• _Source records_:
---+---
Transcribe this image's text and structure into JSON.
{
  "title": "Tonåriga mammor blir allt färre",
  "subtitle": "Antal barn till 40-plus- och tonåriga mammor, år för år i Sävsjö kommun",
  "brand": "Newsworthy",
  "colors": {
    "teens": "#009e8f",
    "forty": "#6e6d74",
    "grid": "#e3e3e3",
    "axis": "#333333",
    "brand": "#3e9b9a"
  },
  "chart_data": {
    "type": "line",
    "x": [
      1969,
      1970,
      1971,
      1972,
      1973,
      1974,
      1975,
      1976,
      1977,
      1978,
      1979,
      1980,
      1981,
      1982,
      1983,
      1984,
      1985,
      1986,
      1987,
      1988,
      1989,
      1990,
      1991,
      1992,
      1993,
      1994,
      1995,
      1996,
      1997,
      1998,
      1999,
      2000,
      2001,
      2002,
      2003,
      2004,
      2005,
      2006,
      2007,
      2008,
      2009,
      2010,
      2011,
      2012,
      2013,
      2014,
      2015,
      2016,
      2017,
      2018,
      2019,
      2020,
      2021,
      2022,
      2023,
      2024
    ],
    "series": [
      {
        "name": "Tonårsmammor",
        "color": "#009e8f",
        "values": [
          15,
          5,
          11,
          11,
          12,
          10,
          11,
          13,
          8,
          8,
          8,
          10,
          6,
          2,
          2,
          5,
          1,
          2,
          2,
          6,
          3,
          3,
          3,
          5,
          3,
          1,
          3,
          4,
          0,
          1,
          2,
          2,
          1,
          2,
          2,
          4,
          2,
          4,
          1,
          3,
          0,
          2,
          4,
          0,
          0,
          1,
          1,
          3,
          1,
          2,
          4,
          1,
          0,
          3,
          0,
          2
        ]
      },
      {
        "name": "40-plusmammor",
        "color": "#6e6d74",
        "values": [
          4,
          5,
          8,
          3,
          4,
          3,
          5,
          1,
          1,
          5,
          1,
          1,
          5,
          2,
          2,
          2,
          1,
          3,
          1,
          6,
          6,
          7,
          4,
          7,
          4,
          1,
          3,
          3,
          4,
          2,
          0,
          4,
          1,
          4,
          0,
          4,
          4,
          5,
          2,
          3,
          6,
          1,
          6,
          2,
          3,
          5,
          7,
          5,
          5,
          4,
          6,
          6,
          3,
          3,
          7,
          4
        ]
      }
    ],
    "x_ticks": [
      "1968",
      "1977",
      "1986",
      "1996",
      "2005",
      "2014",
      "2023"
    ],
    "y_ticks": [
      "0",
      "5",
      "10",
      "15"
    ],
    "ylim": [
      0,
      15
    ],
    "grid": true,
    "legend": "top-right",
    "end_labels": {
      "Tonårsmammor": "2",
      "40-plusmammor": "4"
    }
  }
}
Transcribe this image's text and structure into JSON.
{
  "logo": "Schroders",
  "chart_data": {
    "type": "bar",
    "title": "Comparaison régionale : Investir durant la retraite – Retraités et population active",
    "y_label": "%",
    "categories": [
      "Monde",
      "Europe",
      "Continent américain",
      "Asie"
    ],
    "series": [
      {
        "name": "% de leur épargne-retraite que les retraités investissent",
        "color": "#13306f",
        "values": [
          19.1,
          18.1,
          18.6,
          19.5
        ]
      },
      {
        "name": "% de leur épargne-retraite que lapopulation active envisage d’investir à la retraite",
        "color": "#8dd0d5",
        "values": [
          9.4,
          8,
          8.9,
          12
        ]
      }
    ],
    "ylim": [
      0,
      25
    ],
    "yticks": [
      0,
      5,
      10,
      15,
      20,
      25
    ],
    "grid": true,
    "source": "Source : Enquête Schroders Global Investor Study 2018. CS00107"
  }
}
---+---
• _TASK REQUIREMENTS_:
Give the records above again, word for word.

• _RESULT OF THE TASK_:
Transcribe this image's text and structure into JSON.
{
  "title": "Tonåriga mammor blir allt färre",
  "subtitle": "Antal barn till 40-plus- och tonåriga mammor, år för år i Sävsjö kommun",
  "brand": "Newsworthy",
  "colors": {
    "teens": "#009e8f",
    "forty": "#6e6d74",
    "grid": "#e3e3e3",
    "axis": "#333333",
    "brand": "#3e9b9a"
  },
  "chart_data": {
    "type": "line",
    "x": [
      1969,
      1970,
      1971,
      1972,
      1973,
      1974,
      1975,
      1976,
      1977,
      1978,
      1979,
      1980,
      1981,
      1982,
      1983,
      1984,
      1985,
      1986,
      1987,
      1988,
      1989,
      1990,
      1991,
      1992,
      1993,
      1994,
      1995,
      1996,
      1997,
      1998,
      1999,
      2000,
      2001,
      2002,
      2003,
      2004,
      2005,
      2006,
      2007,
      2008,
      2009,
      2010,
      2011,
      2012,
      2013,
      2014,
      2015,
      2016,
      2017,
      2018,
      2019,
      2020,
      2021,
      2022,
      2023,
      2024
    ],
    "series": [
      {
        "name": "Tonårsmammor",
        "color": "#009e8f",
        "values": [
          15,
          5,
          11,
          11,
          12,
          10,
          11,
          13,
          8,
          8,
          8,
          10,
          6,
          2,
          2,
          5,
          1,
          2,
          2,
          6,
          3,
          3,
          3,
          5,
          3,
          1,
          3,
          4,
          0,
          1,
          2,
          2,
          1,
          2,
          2,
          4,
          2,
          4,
          1,
          3,
          0,
          2,
          4,
          0,
          0,
          1,
          1,
          3,
          1,
          2,
          4,
          1,
          0,
          3,
          0,
          2
        ]
      },
      {
        "name": "40-plusmammor",
        "color": "#6e6d74",
        "values": [
          4,
          5,
          8,
          3,
          4,
          3,
          5,
          1,
          1,
          5,
          1,
          1,
          5,
          2,
          2,
          2,
          1,
          3,
          1,
          6,
          6,
          7,
          4,
          7,
          4,
          1,
          3,
          3,
          4,
          2,
          0,
          4,
          1,
          4,
          0,
          4,
          4,
          5,
          2,
          3,
          6,
          1,
          6,
          2,
          3,
          5,
          7,
          5,
          5,
          4,
          6,
          6,
          3,
          3,
          7,
          4
        ]
      }
    ],
    "x_ticks": [
      "1968",
      "1977",
      "1986",
      "1996",
      "2005",
      "2014",
      "2023"
    ],
    "y_ticks": [
      "0",
      "5",
      "10",
      "15"
    ],
    "ylim": [
      0,
      15
    ],
    "grid": true,
    "legend": "top-right",
    "end_labels": {
      "Tonårsmammor": "2",
      "40-plusmammor": "4"
    }
  }
}
Transcribe this image's text and structure into JSON.
{
  "logo": "Schroders",
  "chart_data": {
    "type": "bar",
    "title": "Comparaison régionale : Investir durant la retraite – Retraités et population active",
    "y_label": "%",
    "categories": [
      "Monde",
      "Europe",
      "Continent américain",
      "Asie"
    ],
    "series": [
      {
        "name": "% de leur épargne-retraite que les retraités investissent",
        "color": "#13306f",
        "values": [
          19.1,
          18.1,
          18.6,
          19.5
        ]
      },
      {
        "name": "% de leur épargne-retraite que lapopulation active envisage d’investir à la retraite",
        "color": "#8dd0d5",
        "values": [
          9.4,
          8,
          8.9,
          12
        ]
      }
    ],
    "ylim": [
      0,
      25
    ],
    "yticks": [
      0,
      5,
      10,
      15,
      20,
      25
    ],
    "grid": true,
    "source": "Source : Enquête Schroders Global Investor Study 2018. CS00107"
  }
}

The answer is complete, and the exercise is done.